What the task requires:
What follows is a block of records; reproduce all of it verbatim.

Provided information:
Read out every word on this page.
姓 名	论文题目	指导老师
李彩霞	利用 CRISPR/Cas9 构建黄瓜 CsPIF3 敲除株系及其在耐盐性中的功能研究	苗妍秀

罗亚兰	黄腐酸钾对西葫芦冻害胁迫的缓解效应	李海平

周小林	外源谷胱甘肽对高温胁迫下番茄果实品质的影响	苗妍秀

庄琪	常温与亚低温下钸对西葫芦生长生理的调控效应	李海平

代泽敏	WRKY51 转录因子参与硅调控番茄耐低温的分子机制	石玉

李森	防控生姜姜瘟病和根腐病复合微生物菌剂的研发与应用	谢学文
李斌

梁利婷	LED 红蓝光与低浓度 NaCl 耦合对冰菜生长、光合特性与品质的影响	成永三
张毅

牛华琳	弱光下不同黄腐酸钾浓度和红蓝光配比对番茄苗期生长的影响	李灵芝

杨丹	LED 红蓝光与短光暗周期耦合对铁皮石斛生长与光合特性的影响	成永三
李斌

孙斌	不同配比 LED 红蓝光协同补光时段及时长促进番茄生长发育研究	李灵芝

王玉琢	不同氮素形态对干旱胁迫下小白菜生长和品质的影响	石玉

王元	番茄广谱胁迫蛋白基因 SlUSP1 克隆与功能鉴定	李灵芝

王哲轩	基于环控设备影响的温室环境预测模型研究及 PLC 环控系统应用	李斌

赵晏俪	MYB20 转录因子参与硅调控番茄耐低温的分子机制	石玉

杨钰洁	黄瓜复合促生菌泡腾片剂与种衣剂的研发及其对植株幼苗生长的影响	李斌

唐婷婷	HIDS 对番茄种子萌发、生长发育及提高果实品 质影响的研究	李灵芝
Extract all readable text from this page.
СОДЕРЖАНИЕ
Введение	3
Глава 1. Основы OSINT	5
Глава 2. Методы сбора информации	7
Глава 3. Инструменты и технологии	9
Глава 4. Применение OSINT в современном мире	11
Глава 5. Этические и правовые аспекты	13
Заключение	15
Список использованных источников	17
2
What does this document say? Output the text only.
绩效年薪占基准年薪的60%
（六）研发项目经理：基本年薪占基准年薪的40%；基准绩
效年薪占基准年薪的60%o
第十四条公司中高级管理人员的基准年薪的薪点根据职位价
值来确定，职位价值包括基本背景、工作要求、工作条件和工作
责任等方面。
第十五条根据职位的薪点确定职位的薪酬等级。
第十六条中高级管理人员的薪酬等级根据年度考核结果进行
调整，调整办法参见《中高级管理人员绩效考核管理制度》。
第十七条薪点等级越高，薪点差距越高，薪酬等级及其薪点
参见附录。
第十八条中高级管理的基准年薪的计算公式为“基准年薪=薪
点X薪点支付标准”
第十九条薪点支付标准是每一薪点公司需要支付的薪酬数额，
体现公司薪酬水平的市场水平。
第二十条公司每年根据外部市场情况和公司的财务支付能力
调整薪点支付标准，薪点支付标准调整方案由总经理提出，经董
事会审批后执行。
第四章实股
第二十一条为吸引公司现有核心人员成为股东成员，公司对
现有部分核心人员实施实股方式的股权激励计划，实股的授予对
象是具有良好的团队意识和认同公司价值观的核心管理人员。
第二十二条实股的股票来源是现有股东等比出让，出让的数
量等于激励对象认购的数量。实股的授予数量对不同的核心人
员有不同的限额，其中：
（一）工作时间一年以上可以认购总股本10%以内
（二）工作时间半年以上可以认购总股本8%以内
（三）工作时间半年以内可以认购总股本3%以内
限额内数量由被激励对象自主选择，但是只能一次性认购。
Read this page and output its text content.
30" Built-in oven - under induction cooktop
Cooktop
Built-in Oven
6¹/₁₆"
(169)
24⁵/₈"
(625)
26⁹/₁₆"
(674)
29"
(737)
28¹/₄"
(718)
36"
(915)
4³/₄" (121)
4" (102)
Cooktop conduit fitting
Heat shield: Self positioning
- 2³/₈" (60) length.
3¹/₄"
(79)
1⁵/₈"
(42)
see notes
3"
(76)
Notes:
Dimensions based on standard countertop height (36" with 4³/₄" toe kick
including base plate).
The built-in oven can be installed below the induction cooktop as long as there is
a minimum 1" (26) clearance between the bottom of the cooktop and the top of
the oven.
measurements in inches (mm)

Answer to this problem:
Read out every word on this page.
姓 名	论文题目	指导老师
李彩霞	利用 CRISPR/Cas9 构建黄瓜 CsPIF3 敲除株系及其在耐盐性中的功能研究	苗妍秀

罗亚兰	黄腐酸钾对西葫芦冻害胁迫的缓解效应	李海平

周小林	外源谷胱甘肽对高温胁迫下番茄果实品质的影响	苗妍秀

庄琪	常温与亚低温下钸对西葫芦生长生理的调控效应	李海平

代泽敏	WRKY51 转录因子参与硅调控番茄耐低温的分子机制	石玉

李森	防控生姜姜瘟病和根腐病复合微生物菌剂的研发与应用	谢学文
李斌

梁利婷	LED 红蓝光与低浓度 NaCl 耦合对冰菜生长、光合特性与品质的影响	成永三
张毅

牛华琳	弱光下不同黄腐酸钾浓度和红蓝光配比对番茄苗期生长的影响	李灵芝

杨丹	LED 红蓝光与短光暗周期耦合对铁皮石斛生长与光合特性的影响	成永三
李斌

孙斌	不同配比 LED 红蓝光协同补光时段及时长促进番茄生长发育研究	李灵芝

王玉琢	不同氮素形态对干旱胁迫下小白菜生长和品质的影响	石玉

王元	番茄广谱胁迫蛋白基因 SlUSP1 克隆与功能鉴定	李灵芝

王哲轩	基于环控设备影响的温室环境预测模型研究及 PLC 环控系统应用	李斌

赵晏俪	MYB20 转录因子参与硅调控番茄耐低温的分子机制	石玉

杨钰洁	黄瓜复合促生菌泡腾片剂与种衣剂的研发及其对植株幼苗生长的影响	李斌

唐婷婷	HIDS 对番茄种子萌发、生长发育及提高果实品 质影响的研究	李灵芝
Extract all readable text from this page.
СОДЕРЖАНИЕ
Введение	3
Глава 1. Основы OSINT	5
Глава 2. Методы сбора информации	7
Глава 3. Инструменты и технологии	9
Глава 4. Применение OSINT в современном мире	11
Глава 5. Этические и правовые аспекты	13
Заключение	15
Список использованных источников	17
2
What does this document say? Output the text only.
绩效年薪占基准年薪的60%
（六）研发项目经理：基本年薪占基准年薪的40%；基准绩
效年薪占基准年薪的60%o
第十四条公司中高级管理人员的基准年薪的薪点根据职位价
值来确定，职位价值包括基本背景、工作要求、工作条件和工作
责任等方面。
第十五条根据职位的薪点确定职位的薪酬等级。
第十六条中高级管理人员的薪酬等级根据年度考核结果进行
调整，调整办法参见《中高级管理人员绩效考核管理制度》。
第十七条薪点等级越高，薪点差距越高，薪酬等级及其薪点
参见附录。
第十八条中高级管理的基准年薪的计算公式为“基准年薪=薪
点X薪点支付标准”
第十九条薪点支付标准是每一薪点公司需要支付的薪酬数额，
体现公司薪酬水平的市场水平。
第二十条公司每年根据外部市场情况和公司的财务支付能力
调整薪点支付标准，薪点支付标准调整方案由总经理提出，经董
事会审批后执行。
第四章实股
第二十一条为吸引公司现有核心人员成为股东成员，公司对
现有部分核心人员实施实股方式的股权激励计划，实股的授予对
象是具有良好的团队意识和认同公司价值观的核心管理人员。
第二十二条实股的股票来源是现有股东等比出让，出让的数
量等于激励对象认购的数量。实股的授予数量对不同的核心人
员有不同的限额，其中：
（一）工作时间一年以上可以认购总股本10%以内
（二）工作时间半年以上可以认购总股本8%以内
（三）工作时间半年以内可以认购总股本3%以内
限额内数量由被激励对象自主选择，但是只能一次性认购。
Read this page and output its text content.
30" Built-in oven - under induction cooktop
Cooktop
Built-in Oven
6¹/₁₆"
(169)
24⁵/₈"
(625)
26⁹/₁₆"
(674)
29"
(737)
28¹/₄"
(718)
36"
(915)
4³/₄" (121)
4" (102)
Cooktop conduit fitting
Heat shield: Self positioning
- 2³/₈" (60) length.
3¹/₄"
(79)
1⁵/₈"
(42)
see notes
3"
(76)
Notes:
Dimensions based on standard countertop height (36" with 4³/₄" toe kick
including base plate).
The built-in oven can be installed below the induction cooktop as long as there is
a minimum 1" (26) clearance between the bottom of the cooktop and the top of
the oven.
measurements in inches (mm)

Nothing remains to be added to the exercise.